__Instruction__
Exactly reproduce all the records, keeping pictures out of the copy.
== == ==
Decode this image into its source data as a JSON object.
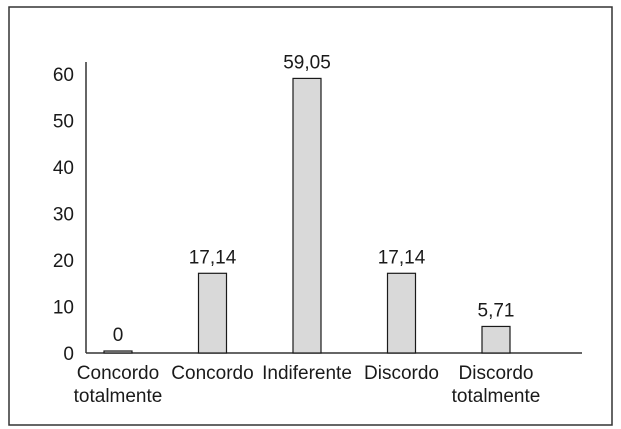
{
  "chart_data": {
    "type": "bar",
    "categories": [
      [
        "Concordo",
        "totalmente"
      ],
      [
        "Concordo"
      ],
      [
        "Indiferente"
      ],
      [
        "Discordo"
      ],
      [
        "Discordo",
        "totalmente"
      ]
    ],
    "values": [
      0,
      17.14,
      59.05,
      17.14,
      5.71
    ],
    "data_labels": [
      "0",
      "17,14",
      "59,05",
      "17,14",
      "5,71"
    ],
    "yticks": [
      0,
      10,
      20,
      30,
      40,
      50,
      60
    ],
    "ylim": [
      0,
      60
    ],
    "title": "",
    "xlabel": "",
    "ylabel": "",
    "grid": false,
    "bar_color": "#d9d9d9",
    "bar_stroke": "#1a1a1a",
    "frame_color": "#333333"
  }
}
== == ==
__Response to the exercise__
Decode this image into its source data as a JSON object.
{
  "chart_data": {
    "type": "bar",
    "categories": [
      [
        "Concordo",
        "totalmente"
      ],
      [
        "Concordo"
      ],
      [
        "Indiferente"
      ],
      [
        "Discordo"
      ],
      [
        "Discordo",
        "totalmente"
      ]
    ],
    "values": [
      0,
      17.14,
      59.05,
      17.14,
      5.71
    ],
    "data_labels": [
      "0",
      "17,14",
      "59,05",
      "17,14",
      "5,71"
    ],
    "yticks": [
      0,
      10,
      20,
      30,
      40,
      50,
      60
    ],
    "ylim": [
      0,
      60
    ],
    "title": "",
    "xlabel": "",
    "ylabel": "",
    "grid": false,
    "bar_color": "#d9d9d9",
    "bar_stroke": "#1a1a1a",
    "frame_color": "#333333"
  }
}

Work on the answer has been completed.